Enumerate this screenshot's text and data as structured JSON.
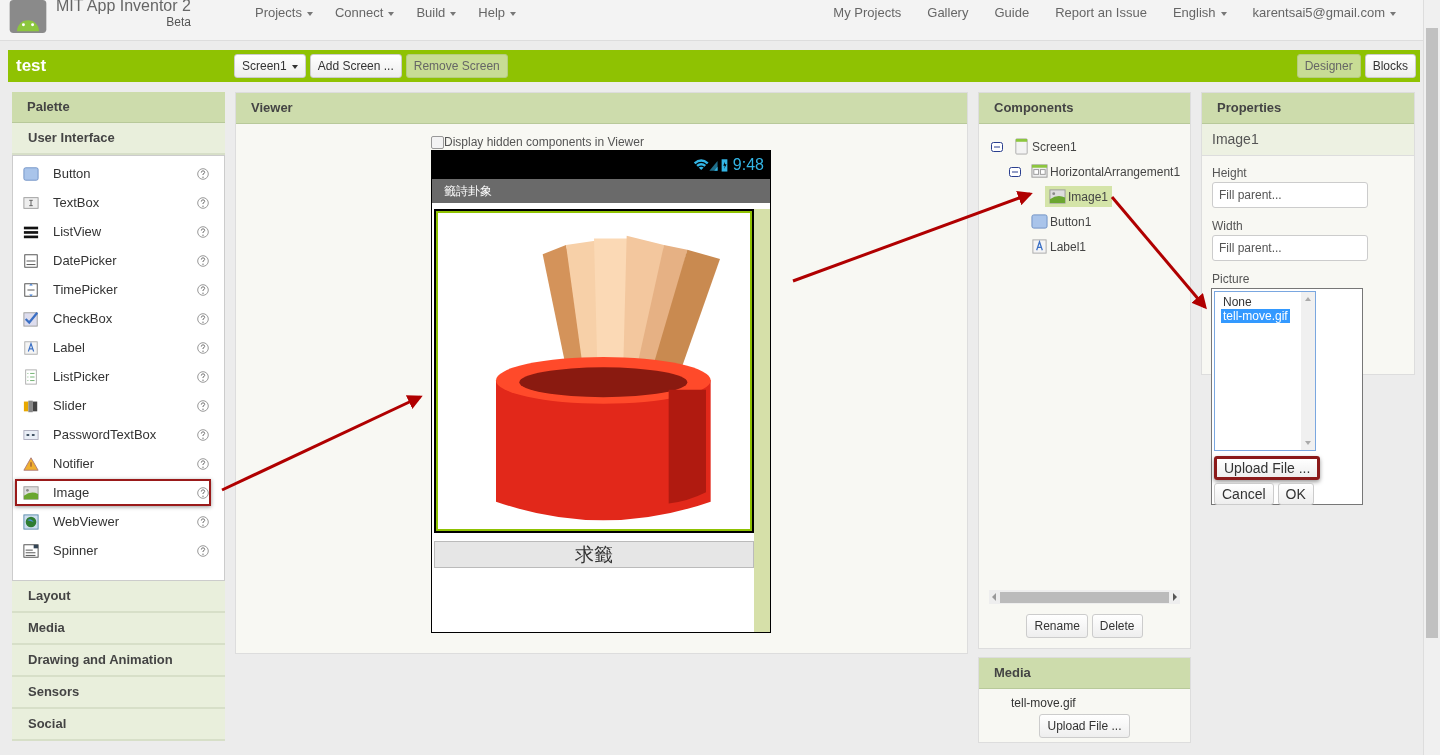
{
  "header": {
    "app_name": "MIT App Inventor 2",
    "edition": "Beta",
    "menus": [
      {
        "label": "Projects",
        "dropdown": true
      },
      {
        "label": "Connect",
        "dropdown": true
      },
      {
        "label": "Build",
        "dropdown": true
      },
      {
        "label": "Help",
        "dropdown": true
      }
    ],
    "links": [
      {
        "label": "My Projects",
        "dropdown": false
      },
      {
        "label": "Gallery",
        "dropdown": false
      },
      {
        "label": "Guide",
        "dropdown": false
      },
      {
        "label": "Report an Issue",
        "dropdown": false
      },
      {
        "label": "English",
        "dropdown": true
      },
      {
        "label": "karentsai5@gmail.com",
        "dropdown": true
      }
    ]
  },
  "toolbar": {
    "project": "test",
    "buttons": [
      {
        "label": "Screen1",
        "dropdown": true,
        "disabled": false
      },
      {
        "label": "Add Screen ...",
        "dropdown": false,
        "disabled": false
      },
      {
        "label": "Remove Screen",
        "dropdown": false,
        "disabled": true
      }
    ],
    "views": [
      {
        "label": "Designer",
        "selected": true
      },
      {
        "label": "Blocks",
        "selected": false
      }
    ]
  },
  "palette": {
    "title": "Palette",
    "categories": [
      {
        "label": "User Interface",
        "items": [
          {
            "name": "Button",
            "kind": "button",
            "highlighted": false
          },
          {
            "name": "TextBox",
            "kind": "textbox",
            "highlighted": false
          },
          {
            "name": "ListView",
            "kind": "listview",
            "highlighted": false
          },
          {
            "name": "DatePicker",
            "kind": "datepicker",
            "highlighted": false
          },
          {
            "name": "TimePicker",
            "kind": "timepicker",
            "highlighted": false
          },
          {
            "name": "CheckBox",
            "kind": "checkbox",
            "highlighted": false
          },
          {
            "name": "Label",
            "kind": "label",
            "highlighted": false
          },
          {
            "name": "ListPicker",
            "kind": "listpicker",
            "highlighted": false
          },
          {
            "name": "Slider",
            "kind": "slider",
            "highlighted": false
          },
          {
            "name": "PasswordTextBox",
            "kind": "password",
            "highlighted": false
          },
          {
            "name": "Notifier",
            "kind": "notifier",
            "highlighted": false
          },
          {
            "name": "Image",
            "kind": "image",
            "highlighted": true
          },
          {
            "name": "WebViewer",
            "kind": "webviewer",
            "highlighted": false
          },
          {
            "name": "Spinner",
            "kind": "spinner",
            "highlighted": false
          }
        ]
      },
      {
        "label": "Layout"
      },
      {
        "label": "Media"
      },
      {
        "label": "Drawing and Animation"
      },
      {
        "label": "Sensors"
      },
      {
        "label": "Social"
      }
    ]
  },
  "viewer": {
    "title": "Viewer",
    "hidden_toggle": {
      "label": "Display hidden components in Viewer",
      "checked": false
    },
    "phone": {
      "time": "9:48",
      "screen_title": "籤詩卦象",
      "button_label": "求籤"
    }
  },
  "components": {
    "title": "Components",
    "tree": [
      {
        "name": "Screen1",
        "kind": "screen",
        "expanded": true,
        "selected": false,
        "children": [
          {
            "name": "HorizontalArrangement1",
            "kind": "arrangement",
            "expanded": true,
            "selected": false,
            "children": [
              {
                "name": "Image1",
                "kind": "image",
                "selected": true
              }
            ]
          },
          {
            "name": "Button1",
            "kind": "button",
            "selected": false
          },
          {
            "name": "Label1",
            "kind": "label",
            "selected": false
          }
        ]
      }
    ],
    "buttons": [
      "Rename",
      "Delete"
    ]
  },
  "media": {
    "title": "Media",
    "files": [
      "tell-move.gif"
    ],
    "upload_button": "Upload File ..."
  },
  "properties": {
    "title": "Properties",
    "component": "Image1",
    "fields": [
      {
        "label": "Height",
        "value": "Fill parent..."
      },
      {
        "label": "Width",
        "value": "Fill parent..."
      }
    ],
    "picture": {
      "label": "Picture",
      "options": [
        {
          "label": "None",
          "selected": false
        },
        {
          "label": "tell-move.gif",
          "selected": true
        }
      ],
      "upload_button": {
        "label": "Upload File ...",
        "highlighted": true
      },
      "buttons": [
        "Cancel",
        "OK"
      ]
    }
  }
}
==========
Requirements
Write the records above out again exactly, with no pictures in your copy.

Answer to this problem
Enumerate this screenshot's text and data as structured JSON.
{
  "header": {
    "app_name": "MIT App Inventor 2",
    "edition": "Beta",
    "menus": [
      {
        "label": "Projects",
        "dropdown": true
      },
      {
        "label": "Connect",
        "dropdown": true
      },
      {
        "label": "Build",
        "dropdown": true
      },
      {
        "label": "Help",
        "dropdown": true
      }
    ],
    "links": [
      {
        "label": "My Projects",
        "dropdown": false
      },
      {
        "label": "Gallery",
        "dropdown": false
      },
      {
        "label": "Guide",
        "dropdown": false
      },
      {
        "label": "Report an Issue",
        "dropdown": false
      },
      {
        "label": "English",
        "dropdown": true
      },
      {
        "label": "karentsai5@gmail.com",
        "dropdown": true
      }
    ]
  },
  "toolbar": {
    "project": "test",
    "buttons": [
      {
        "label": "Screen1",
        "dropdown": true,
        "disabled": false
      },
      {
        "label": "Add Screen ...",
        "dropdown": false,
        "disabled": false
      },
      {
        "label": "Remove Screen",
        "dropdown": false,
        "disabled": true
      }
    ],
    "views": [
      {
        "label": "Designer",
        "selected": true
      },
      {
        "label": "Blocks",
        "selected": false
      }
    ]
  },
  "palette": {
    "title": "Palette",
    "categories": [
      {
        "label": "User Interface",
        "items": [
          {
            "name": "Button",
            "kind": "button",
            "highlighted": false
          },
          {
            "name": "TextBox",
            "kind": "textbox",
            "highlighted": false
          },
          {
            "name": "ListView",
            "kind": "listview",
            "highlighted": false
          },
          {
            "name": "DatePicker",
            "kind": "datepicker",
            "highlighted": false
          },
          {
            "name": "TimePicker",
            "kind": "timepicker",
            "highlighted": false
          },
          {
            "name": "CheckBox",
            "kind": "checkbox",
            "highlighted": false
          },
          {
            "name": "Label",
            "kind": "label",
            "highlighted": false
          },
          {
            "name": "ListPicker",
            "kind": "listpicker",
            "highlighted": false
          },
          {
            "name": "Slider",
            "kind": "slider",
            "highlighted": false
          },
          {
            "name": "PasswordTextBox",
            "kind": "password",
            "highlighted": false
          },
          {
            "name": "Notifier",
            "kind": "notifier",
            "highlighted": false
          },
          {
            "name": "Image",
            "kind": "image",
            "highlighted": true
          },
          {
            "name": "WebViewer",
            "kind": "webviewer",
            "highlighted": false
          },
          {
            "name": "Spinner",
            "kind": "spinner",
            "highlighted": false
          }
        ]
      },
      {
        "label": "Layout"
      },
      {
        "label": "Media"
      },
      {
        "label": "Drawing and Animation"
      },
      {
        "label": "Sensors"
      },
      {
        "label": "Social"
      }
    ]
  },
  "viewer": {
    "title": "Viewer",
    "hidden_toggle": {
      "label": "Display hidden components in Viewer",
      "checked": false
    },
    "phone": {
      "time": "9:48",
      "screen_title": "籤詩卦象",
      "button_label": "求籤"
    }
  },
  "components": {
    "title": "Components",
    "tree": [
      {
        "name": "Screen1",
        "kind": "screen",
        "expanded": true,
        "selected": false,
        "children": [
          {
            "name": "HorizontalArrangement1",
            "kind": "arrangement",
            "expanded": true,
            "selected": false,
            "children": [
              {
                "name": "Image1",
                "kind": "image",
                "selected": true
              }
            ]
          },
          {
            "name": "Button1",
            "kind": "button",
            "selected": false
          },
          {
            "name": "Label1",
            "kind": "label",
            "selected": false
          }
        ]
      }
    ],
    "buttons": [
      "Rename",
      "Delete"
    ]
  },
  "media": {
    "title": "Media",
    "files": [
      "tell-move.gif"
    ],
    "upload_button": "Upload File ..."
  },
  "properties": {
    "title": "Properties",
    "component": "Image1",
    "fields": [
      {
        "label": "Height",
        "value": "Fill parent..."
      },
      {
        "label": "Width",
        "value": "Fill parent..."
      }
    ],
    "picture": {
      "label": "Picture",
      "options": [
        {
          "label": "None",
          "selected": false
        },
        {
          "label": "tell-move.gif",
          "selected": true
        }
      ],
      "upload_button": {
        "label": "Upload File ...",
        "highlighted": true
      },
      "buttons": [
        "Cancel",
        "OK"
      ]
    }
  }
}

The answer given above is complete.